Instructions to follow ->
Using the listing below, report all lines holding the word "this".

Source records:
------------------------------------------------------------------------
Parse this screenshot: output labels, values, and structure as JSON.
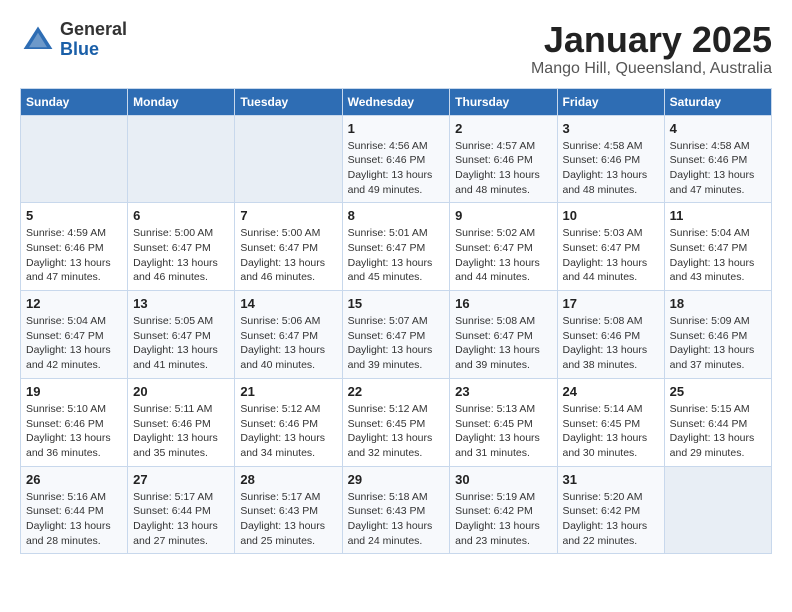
{
  "logo": {
    "general": "General",
    "blue": "Blue"
  },
  "header": {
    "title": "January 2025",
    "location": "Mango Hill, Queensland, Australia"
  },
  "days_of_week": [
    "Sunday",
    "Monday",
    "Tuesday",
    "Wednesday",
    "Thursday",
    "Friday",
    "Saturday"
  ],
  "weeks": [
    [
      {
        "day": "",
        "info": ""
      },
      {
        "day": "",
        "info": ""
      },
      {
        "day": "",
        "info": ""
      },
      {
        "day": "1",
        "info": "Sunrise: 4:56 AM\nSunset: 6:46 PM\nDaylight: 13 hours\nand 49 minutes."
      },
      {
        "day": "2",
        "info": "Sunrise: 4:57 AM\nSunset: 6:46 PM\nDaylight: 13 hours\nand 48 minutes."
      },
      {
        "day": "3",
        "info": "Sunrise: 4:58 AM\nSunset: 6:46 PM\nDaylight: 13 hours\nand 48 minutes."
      },
      {
        "day": "4",
        "info": "Sunrise: 4:58 AM\nSunset: 6:46 PM\nDaylight: 13 hours\nand 47 minutes."
      }
    ],
    [
      {
        "day": "5",
        "info": "Sunrise: 4:59 AM\nSunset: 6:46 PM\nDaylight: 13 hours\nand 47 minutes."
      },
      {
        "day": "6",
        "info": "Sunrise: 5:00 AM\nSunset: 6:47 PM\nDaylight: 13 hours\nand 46 minutes."
      },
      {
        "day": "7",
        "info": "Sunrise: 5:00 AM\nSunset: 6:47 PM\nDaylight: 13 hours\nand 46 minutes."
      },
      {
        "day": "8",
        "info": "Sunrise: 5:01 AM\nSunset: 6:47 PM\nDaylight: 13 hours\nand 45 minutes."
      },
      {
        "day": "9",
        "info": "Sunrise: 5:02 AM\nSunset: 6:47 PM\nDaylight: 13 hours\nand 44 minutes."
      },
      {
        "day": "10",
        "info": "Sunrise: 5:03 AM\nSunset: 6:47 PM\nDaylight: 13 hours\nand 44 minutes."
      },
      {
        "day": "11",
        "info": "Sunrise: 5:04 AM\nSunset: 6:47 PM\nDaylight: 13 hours\nand 43 minutes."
      }
    ],
    [
      {
        "day": "12",
        "info": "Sunrise: 5:04 AM\nSunset: 6:47 PM\nDaylight: 13 hours\nand 42 minutes."
      },
      {
        "day": "13",
        "info": "Sunrise: 5:05 AM\nSunset: 6:47 PM\nDaylight: 13 hours\nand 41 minutes."
      },
      {
        "day": "14",
        "info": "Sunrise: 5:06 AM\nSunset: 6:47 PM\nDaylight: 13 hours\nand 40 minutes."
      },
      {
        "day": "15",
        "info": "Sunrise: 5:07 AM\nSunset: 6:47 PM\nDaylight: 13 hours\nand 39 minutes."
      },
      {
        "day": "16",
        "info": "Sunrise: 5:08 AM\nSunset: 6:47 PM\nDaylight: 13 hours\nand 39 minutes."
      },
      {
        "day": "17",
        "info": "Sunrise: 5:08 AM\nSunset: 6:46 PM\nDaylight: 13 hours\nand 38 minutes."
      },
      {
        "day": "18",
        "info": "Sunrise: 5:09 AM\nSunset: 6:46 PM\nDaylight: 13 hours\nand 37 minutes."
      }
    ],
    [
      {
        "day": "19",
        "info": "Sunrise: 5:10 AM\nSunset: 6:46 PM\nDaylight: 13 hours\nand 36 minutes."
      },
      {
        "day": "20",
        "info": "Sunrise: 5:11 AM\nSunset: 6:46 PM\nDaylight: 13 hours\nand 35 minutes."
      },
      {
        "day": "21",
        "info": "Sunrise: 5:12 AM\nSunset: 6:46 PM\nDaylight: 13 hours\nand 34 minutes."
      },
      {
        "day": "22",
        "info": "Sunrise: 5:12 AM\nSunset: 6:45 PM\nDaylight: 13 hours\nand 32 minutes."
      },
      {
        "day": "23",
        "info": "Sunrise: 5:13 AM\nSunset: 6:45 PM\nDaylight: 13 hours\nand 31 minutes."
      },
      {
        "day": "24",
        "info": "Sunrise: 5:14 AM\nSunset: 6:45 PM\nDaylight: 13 hours\nand 30 minutes."
      },
      {
        "day": "25",
        "info": "Sunrise: 5:15 AM\nSunset: 6:44 PM\nDaylight: 13 hours\nand 29 minutes."
      }
    ],
    [
      {
        "day": "26",
        "info": "Sunrise: 5:16 AM\nSunset: 6:44 PM\nDaylight: 13 hours\nand 28 minutes."
      },
      {
        "day": "27",
        "info": "Sunrise: 5:17 AM\nSunset: 6:44 PM\nDaylight: 13 hours\nand 27 minutes."
      },
      {
        "day": "28",
        "info": "Sunrise: 5:17 AM\nSunset: 6:43 PM\nDaylight: 13 hours\nand 25 minutes."
      },
      {
        "day": "29",
        "info": "Sunrise: 5:18 AM\nSunset: 6:43 PM\nDaylight: 13 hours\nand 24 minutes."
      },
      {
        "day": "30",
        "info": "Sunrise: 5:19 AM\nSunset: 6:42 PM\nDaylight: 13 hours\nand 23 minutes."
      },
      {
        "day": "31",
        "info": "Sunrise: 5:20 AM\nSunset: 6:42 PM\nDaylight: 13 hours\nand 22 minutes."
      },
      {
        "day": "",
        "info": ""
      }
    ]
  ]
}
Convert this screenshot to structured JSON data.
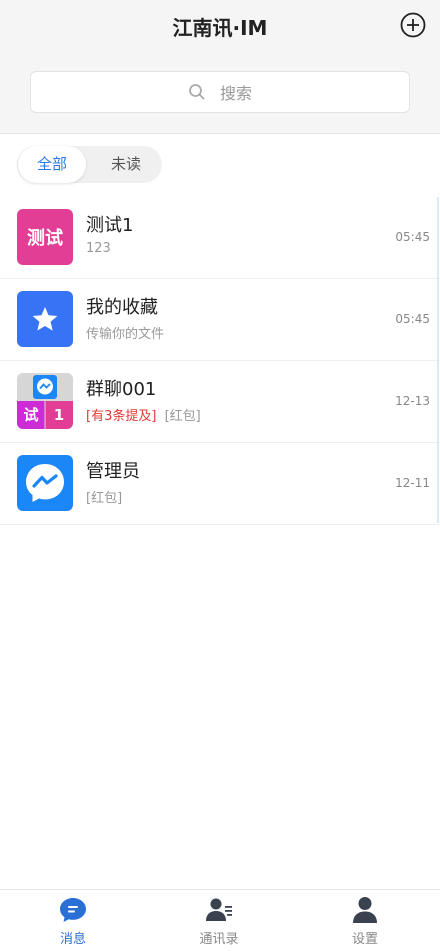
{
  "header": {
    "title": "江南讯·IM"
  },
  "search": {
    "placeholder": "搜索"
  },
  "filter_tabs": [
    {
      "label": "全部"
    },
    {
      "label": "未读"
    }
  ],
  "conversations": [
    {
      "name": "测试1",
      "preview": "123",
      "time": "05:45",
      "avatar_text": "测试",
      "avatar_color": "#e23e96"
    },
    {
      "name": "我的收藏",
      "preview": "传输你的文件",
      "time": "05:45",
      "avatar_icon": "star-icon",
      "avatar_color": "#3673f5"
    },
    {
      "name": "群聊001",
      "mention": "[有3条提及]",
      "preview": "[红包]",
      "time": "12-13",
      "avatar_tiles": [
        "试",
        "1"
      ],
      "avatar_color": "#cc2bd6"
    },
    {
      "name": "管理员",
      "preview": "[红包]",
      "time": "12-11",
      "avatar_icon": "messenger-icon",
      "avatar_color": "#1b87f7"
    }
  ],
  "bottom_nav": [
    {
      "label": "消息",
      "icon": "chat-bubble-icon",
      "active": true
    },
    {
      "label": "通讯录",
      "icon": "contacts-icon",
      "active": false
    },
    {
      "label": "设置",
      "icon": "user-icon",
      "active": false
    }
  ],
  "colors": {
    "accent": "#2a7ae2",
    "mention": "#e53935",
    "header_bg": "#f5f5f5"
  }
}
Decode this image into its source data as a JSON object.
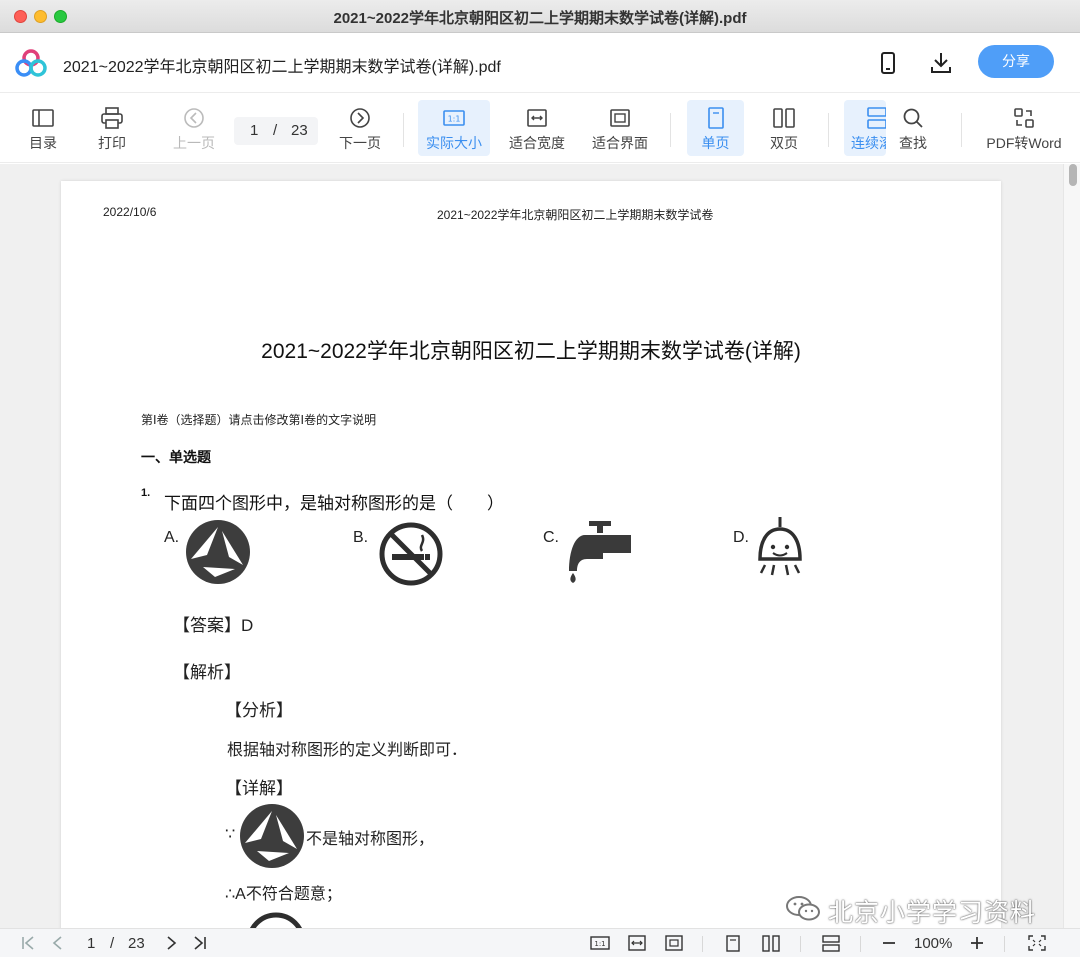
{
  "window": {
    "title": "2021~2022学年北京朝阳区初二上学期期末数学试卷(详解).pdf"
  },
  "header": {
    "doc_title": "2021~2022学年北京朝阳区初二上学期期末数学试卷(详解).pdf",
    "share_label": "分享"
  },
  "toolbar": {
    "toc": "目录",
    "print": "打印",
    "prev": "上一页",
    "page_current": "1",
    "page_sep": "/",
    "page_total": "23",
    "next": "下一页",
    "actual_size": "实际大小",
    "fit_width": "适合宽度",
    "fit_page": "适合界面",
    "single_page": "单页",
    "double_page": "双页",
    "continuous": "连续滚",
    "find": "查找",
    "pdf_to_word": "PDF转Word"
  },
  "document": {
    "date": "2022/10/6",
    "running_header": "2021~2022学年北京朝阳区初二上学期期末数学试卷",
    "title": "2021~2022学年北京朝阳区初二上学期期末数学试卷(详解)",
    "note": "第Ⅰ卷（选择题）请点击修改第Ⅰ卷的文字说明",
    "section": "一、单选题",
    "question_number": "1.",
    "question": "下面四个图形中，是轴对称图形的是（　　）",
    "options": [
      {
        "label": "A.",
        "figure": "triangle-logo-icon"
      },
      {
        "label": "B.",
        "figure": "no-smoking-icon"
      },
      {
        "label": "C.",
        "figure": "faucet-icon"
      },
      {
        "label": "D.",
        "figure": "lamp-icon"
      }
    ],
    "answer": "【答案】D",
    "analysis_heading": "【解析】",
    "analysis_sub": "【分析】",
    "analysis_text": "根据轴对称图形的定义判断即可．",
    "detail_heading": "【详解】",
    "because": "∵",
    "not_symmetric": "不是轴对称图形，",
    "therefore": "∴A不符合题意；"
  },
  "watermark": "北京小学学习资料",
  "bottombar": {
    "page_current": "1",
    "page_sep": "/",
    "page_total": "23",
    "zoom": "100%"
  },
  "colors": {
    "accent": "#4f9ef8",
    "active_bg": "#e7f1fd",
    "icon_dark": "#3d3d3d"
  }
}
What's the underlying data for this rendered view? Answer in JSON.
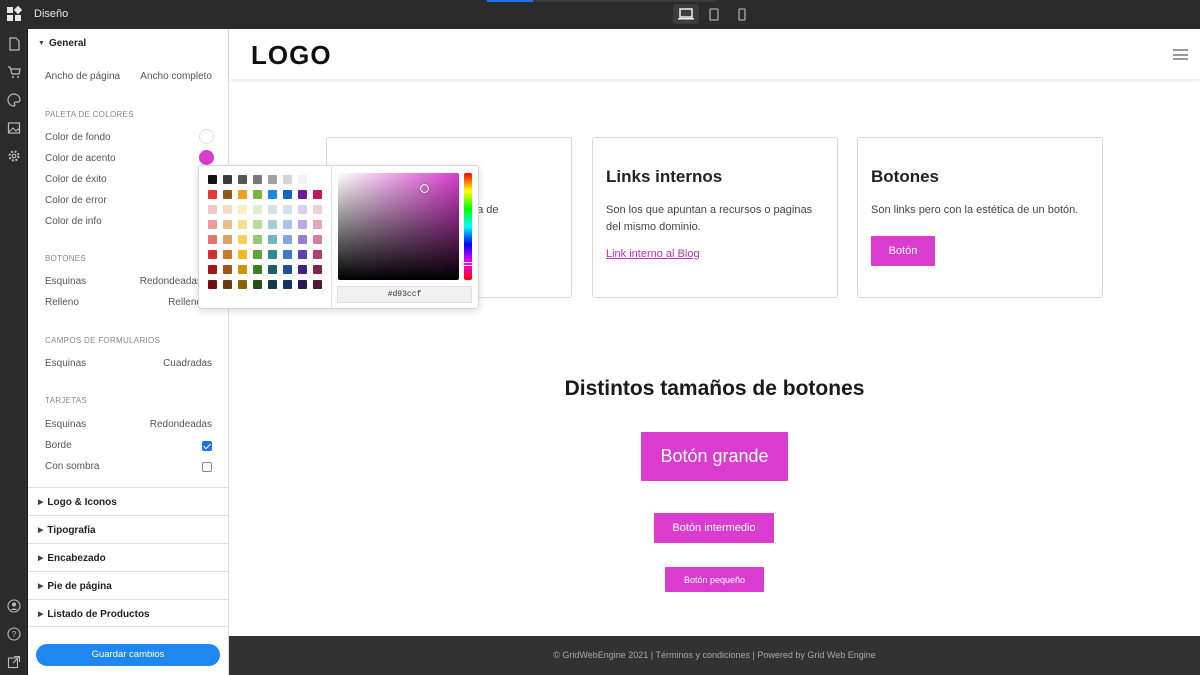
{
  "app": {
    "title": "Diseño",
    "progress_fraction": 0.2,
    "devices": [
      {
        "name": "desktop",
        "active": true
      },
      {
        "name": "tablet",
        "active": false
      },
      {
        "name": "mobile",
        "active": false
      }
    ],
    "rail_icons": [
      "pages-icon",
      "cart-icon",
      "palette-icon",
      "image-icon",
      "gear-icon"
    ],
    "rail_bottom_icons": [
      "user-icon",
      "help-icon",
      "external-link-icon"
    ]
  },
  "panel": {
    "general_label": "General",
    "page_width_label": "Ancho de página",
    "page_width_value": "Ancho completo",
    "palette_title": "PALETA DE COLORES",
    "colors": [
      {
        "label": "Color de fondo",
        "hex": "#ffffff"
      },
      {
        "label": "Color de acento",
        "hex": "#d93ccf"
      },
      {
        "label": "Color de éxito",
        "hex": ""
      },
      {
        "label": "Color de error",
        "hex": ""
      },
      {
        "label": "Color de info",
        "hex": ""
      }
    ],
    "buttons_title": "BOTONES",
    "buttons_corners_label": "Esquinas",
    "buttons_corners_value": "Redondeadas",
    "buttons_fill_label": "Relleno",
    "buttons_fill_value": "Relleno",
    "forms_title": "CAMPOS DE FORMULARIOS",
    "forms_corners_label": "Esquinas",
    "forms_corners_value": "Cuadradas",
    "cards_title": "TARJETAS",
    "cards_corners_label": "Esquinas",
    "cards_corners_value": "Redondeadas",
    "cards_border_label": "Borde",
    "cards_border_checked": true,
    "cards_shadow_label": "Con sombra",
    "cards_shadow_checked": false,
    "sections": [
      "Logo & Iconos",
      "Tipografía",
      "Encabezado",
      "Pie de página",
      "Listado de Productos"
    ],
    "save_label": "Guardar cambios"
  },
  "picker": {
    "hex_value": "#d93ccf",
    "palette_rows": [
      [
        "#111111",
        "#3a3a3a",
        "#555555",
        "#777777",
        "#a0a0a0",
        "#d4d4d4",
        "#f2f2f2",
        "#ffffff"
      ],
      [
        "#e53935",
        "#8d5a1c",
        "#f0a020",
        "#7cb342",
        "#1e88e5",
        "#1565c0",
        "#6a1b9a",
        "#c2185b"
      ],
      [
        "#f6c6c6",
        "#f3dcc2",
        "#fbefc2",
        "#dbeecf",
        "#cde5e6",
        "#cfe0f2",
        "#d9d2ee",
        "#f0cfdc"
      ],
      [
        "#ef9a9a",
        "#e9bf92",
        "#f8df8c",
        "#b9dca0",
        "#a2d0d2",
        "#a8c6ea",
        "#b8a9e0",
        "#e2a6bf"
      ],
      [
        "#e57373",
        "#dfa068",
        "#f5cf5a",
        "#94c874",
        "#6fb7b9",
        "#7fa8df",
        "#9480d0",
        "#d27ea1"
      ],
      [
        "#d32f2f",
        "#c67a2c",
        "#f2bd1c",
        "#5ea63b",
        "#2e8b8f",
        "#3a78c9",
        "#5e3fb0",
        "#b0406f"
      ],
      [
        "#a31515",
        "#9a5716",
        "#c9960a",
        "#3d7d24",
        "#1c5f66",
        "#1f4f94",
        "#3b2580",
        "#7e2550"
      ],
      [
        "#6e0f0f",
        "#6a3b0f",
        "#8a6507",
        "#265217",
        "#113d42",
        "#143463",
        "#261856",
        "#531835"
      ]
    ]
  },
  "site": {
    "logo_text": "LOGO",
    "cards": [
      {
        "title": "",
        "body": "n fuera de",
        "link": "",
        "button": ""
      },
      {
        "title": "Links internos",
        "body": "Son los que apuntan a recursos o paginas del mismo dominio.",
        "link": "Link interno al Blog",
        "button": ""
      },
      {
        "title": "Botones",
        "body": "Son links pero con la estética de un botón.",
        "link": "",
        "button": "Botón"
      }
    ],
    "sizes_title": "Distintos tamaños de botones",
    "btn_large": "Botón grande",
    "btn_medium": "Botón intermedio",
    "btn_small": "Botón pequeño",
    "accent": "#d93ccf",
    "footer": "© GridWebEngine 2021 | Términos y condiciones | Powered by Grid Web Engine"
  }
}
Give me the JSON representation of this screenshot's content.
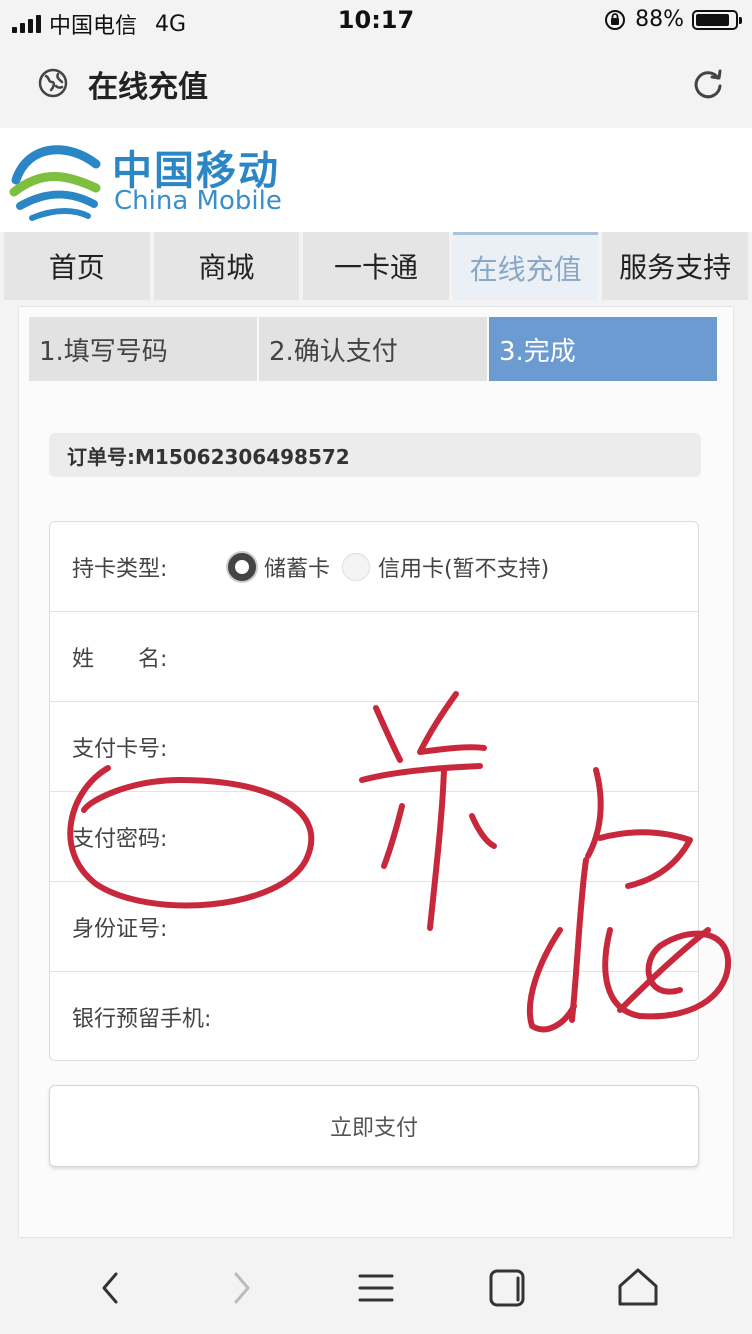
{
  "status_bar": {
    "carrier": "中国电信",
    "network": "4G",
    "time": "10:17",
    "battery_percent": "88%",
    "battery_level": 0.88
  },
  "browser": {
    "title": "在线充值",
    "globe_icon": "globe-icon",
    "reload_icon": "reload-icon"
  },
  "logo": {
    "cn": "中国移动",
    "en": "China Mobile",
    "color": "#2a86c4"
  },
  "nav": {
    "tabs": [
      {
        "label": "首页"
      },
      {
        "label": "商城"
      },
      {
        "label": "一卡通"
      },
      {
        "label": "在线充值"
      },
      {
        "label": "服务支持"
      }
    ],
    "active_index": 3
  },
  "steps": {
    "items": [
      {
        "label": "1.填写号码"
      },
      {
        "label": "2.确认支付"
      },
      {
        "label": "3.完成"
      }
    ],
    "active_index": 2,
    "active_color": "#6c9bd2"
  },
  "order": {
    "label": "订单号:M15062306498572"
  },
  "form": {
    "card_type_label": "持卡类型:",
    "debit_label": "储蓄卡",
    "credit_label": "信用卡(暂不支持)",
    "name_label": "姓　　名:",
    "card_number_label": "支付卡号:",
    "password_label": "支付密码:",
    "id_label": "身份证号:",
    "phone_label": "银行预留手机:"
  },
  "pay_button": {
    "label": "立即支付"
  },
  "annotation_color": "#c8283c",
  "toolbar_icons": [
    "back-icon",
    "forward-icon",
    "menu-icon",
    "tabs-icon",
    "home-icon"
  ]
}
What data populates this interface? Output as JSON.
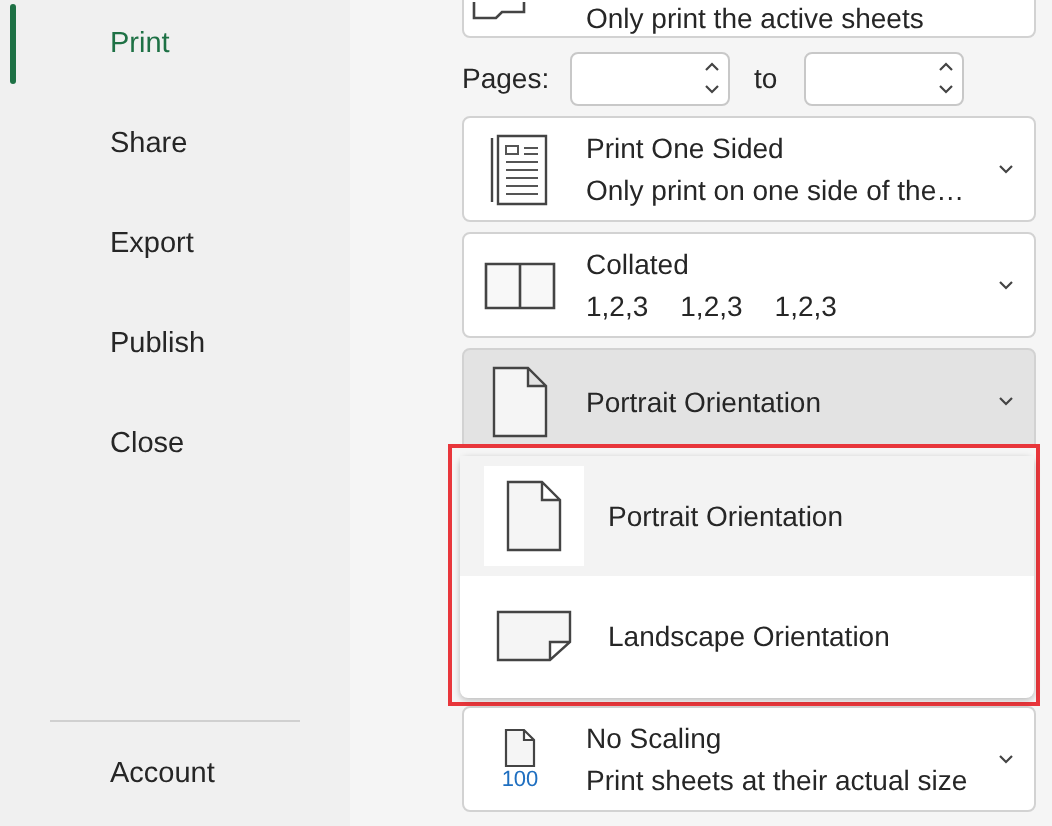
------------------------------------------------------------------------
Result ->
Parse this screenshot: output labels, values, and structure as JSON.
Convert this screenshot to structured JSON data.
Decode this image into its source data as a JSON object.
What's the underlying data for this rendered view? Answer in JSON.
Give me the JSON representation of this screenshot's content.
What data populates this interface? Output as JSON.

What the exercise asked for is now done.